Records:
■ ■ ■

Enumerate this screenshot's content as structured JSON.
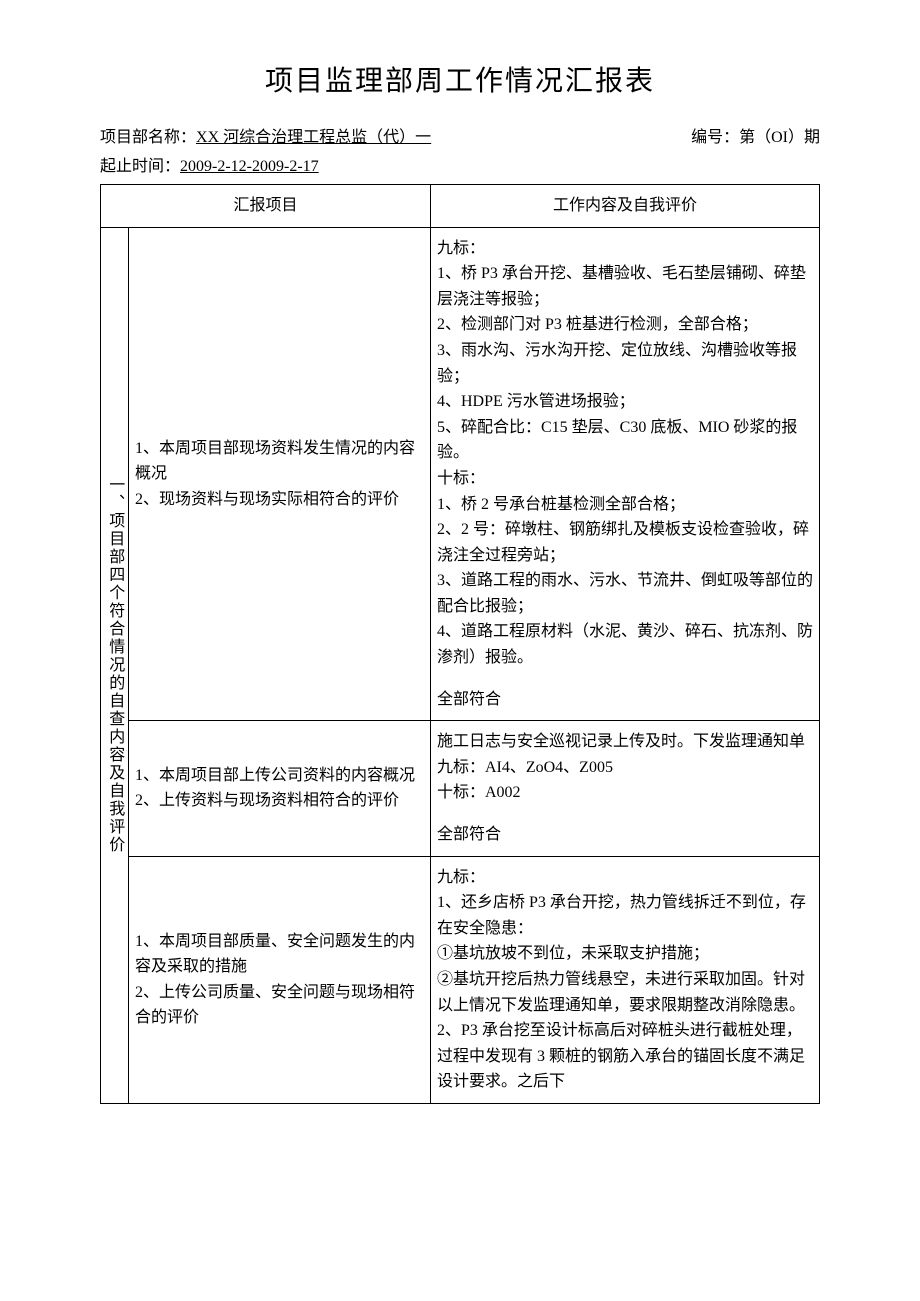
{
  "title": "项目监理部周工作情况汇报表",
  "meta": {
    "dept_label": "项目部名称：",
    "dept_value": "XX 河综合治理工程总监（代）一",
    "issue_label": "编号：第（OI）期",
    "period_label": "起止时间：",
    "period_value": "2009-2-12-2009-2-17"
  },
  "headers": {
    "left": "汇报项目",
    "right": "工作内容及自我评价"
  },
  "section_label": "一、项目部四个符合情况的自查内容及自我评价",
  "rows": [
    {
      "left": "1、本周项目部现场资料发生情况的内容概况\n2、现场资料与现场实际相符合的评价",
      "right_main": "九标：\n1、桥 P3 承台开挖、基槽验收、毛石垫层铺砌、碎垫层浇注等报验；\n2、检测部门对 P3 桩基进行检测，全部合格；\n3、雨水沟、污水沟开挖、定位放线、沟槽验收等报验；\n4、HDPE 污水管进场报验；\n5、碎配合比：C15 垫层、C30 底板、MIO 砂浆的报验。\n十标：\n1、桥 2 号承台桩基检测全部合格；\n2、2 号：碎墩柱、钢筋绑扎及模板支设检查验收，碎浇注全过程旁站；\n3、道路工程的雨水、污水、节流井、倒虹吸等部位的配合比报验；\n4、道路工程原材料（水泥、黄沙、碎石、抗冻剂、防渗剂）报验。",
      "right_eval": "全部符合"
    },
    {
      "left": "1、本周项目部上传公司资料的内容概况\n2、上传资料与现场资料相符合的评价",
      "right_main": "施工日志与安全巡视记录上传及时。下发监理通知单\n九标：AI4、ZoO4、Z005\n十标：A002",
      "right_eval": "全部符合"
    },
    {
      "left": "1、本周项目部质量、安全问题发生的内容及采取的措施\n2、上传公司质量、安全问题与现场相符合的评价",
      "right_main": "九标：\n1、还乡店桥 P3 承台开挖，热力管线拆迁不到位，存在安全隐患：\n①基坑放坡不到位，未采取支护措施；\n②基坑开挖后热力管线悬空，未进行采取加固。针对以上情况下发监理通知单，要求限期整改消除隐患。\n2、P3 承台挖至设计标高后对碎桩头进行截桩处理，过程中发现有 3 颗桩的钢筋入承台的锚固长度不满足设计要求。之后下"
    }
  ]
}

■ ■ ■

TASK INSTRUCTIONS: Go through the listing above and report how many of its lines contain the word "left", with only the number as output.

FINAL RESULT: 4